### WHAT TO DO
Report every line below that holds the word "values".

-- BEGIN SUPPLIED RECORDS --

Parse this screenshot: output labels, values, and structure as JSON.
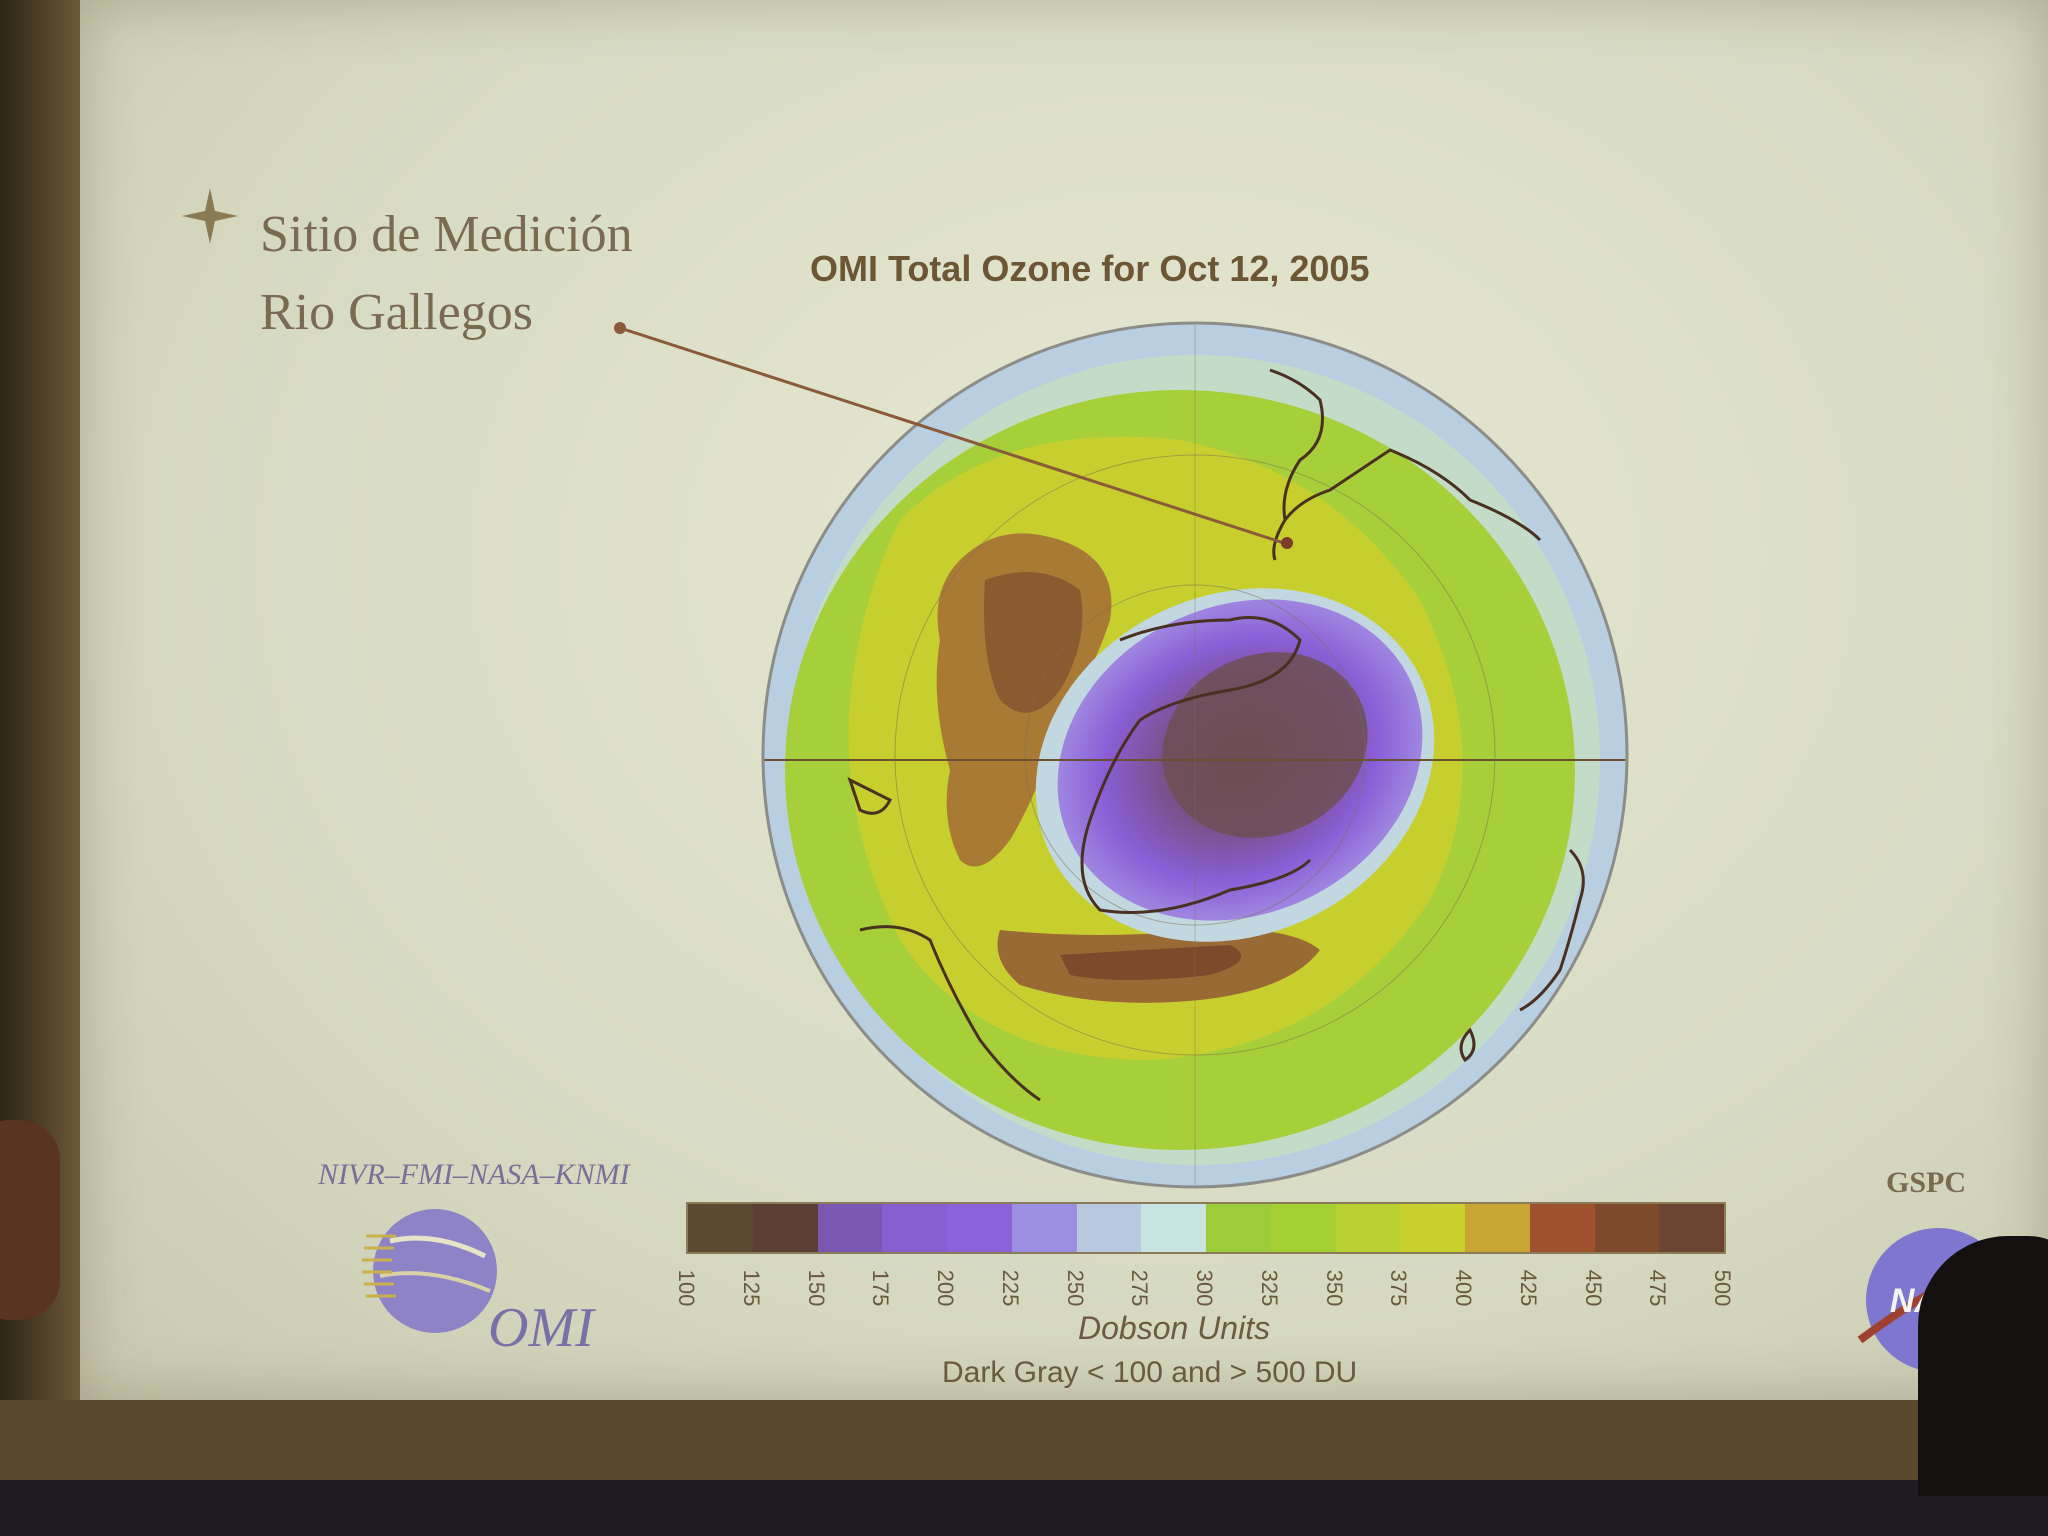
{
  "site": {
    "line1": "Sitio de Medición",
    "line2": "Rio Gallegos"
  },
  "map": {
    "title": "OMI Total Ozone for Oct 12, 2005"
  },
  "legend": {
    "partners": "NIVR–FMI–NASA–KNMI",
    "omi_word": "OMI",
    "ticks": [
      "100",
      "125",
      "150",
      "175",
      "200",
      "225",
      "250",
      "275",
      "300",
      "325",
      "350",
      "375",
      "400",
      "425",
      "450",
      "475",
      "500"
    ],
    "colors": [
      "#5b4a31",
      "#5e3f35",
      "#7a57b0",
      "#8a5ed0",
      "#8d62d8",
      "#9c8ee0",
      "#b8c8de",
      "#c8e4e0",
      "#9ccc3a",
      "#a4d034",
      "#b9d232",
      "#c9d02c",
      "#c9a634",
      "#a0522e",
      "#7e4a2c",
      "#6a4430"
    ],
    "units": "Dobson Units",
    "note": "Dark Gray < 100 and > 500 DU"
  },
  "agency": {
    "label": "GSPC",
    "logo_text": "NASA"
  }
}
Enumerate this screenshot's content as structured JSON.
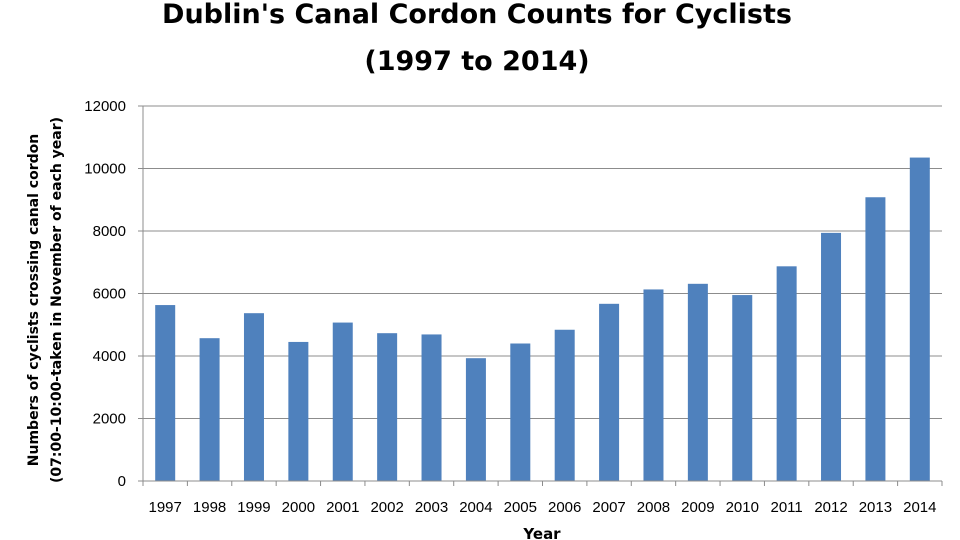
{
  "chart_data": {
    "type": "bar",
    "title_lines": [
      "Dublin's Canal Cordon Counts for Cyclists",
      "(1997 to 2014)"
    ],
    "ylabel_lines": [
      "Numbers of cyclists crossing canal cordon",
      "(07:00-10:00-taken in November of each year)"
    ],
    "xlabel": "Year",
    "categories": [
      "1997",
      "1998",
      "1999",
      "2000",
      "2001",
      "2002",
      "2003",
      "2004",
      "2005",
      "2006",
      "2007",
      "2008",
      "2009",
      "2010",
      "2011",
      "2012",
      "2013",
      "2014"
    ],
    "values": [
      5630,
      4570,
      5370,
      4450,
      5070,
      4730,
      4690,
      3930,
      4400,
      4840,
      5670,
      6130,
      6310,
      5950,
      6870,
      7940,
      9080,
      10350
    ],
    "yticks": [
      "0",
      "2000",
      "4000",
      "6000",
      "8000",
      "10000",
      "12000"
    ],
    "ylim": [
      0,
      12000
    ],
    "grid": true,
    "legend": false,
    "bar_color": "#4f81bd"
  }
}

-- END SUPPLIED RECORDS --

### TASK RESULT
Parse this screenshot: output labels, values, and structure as JSON.
    "values": [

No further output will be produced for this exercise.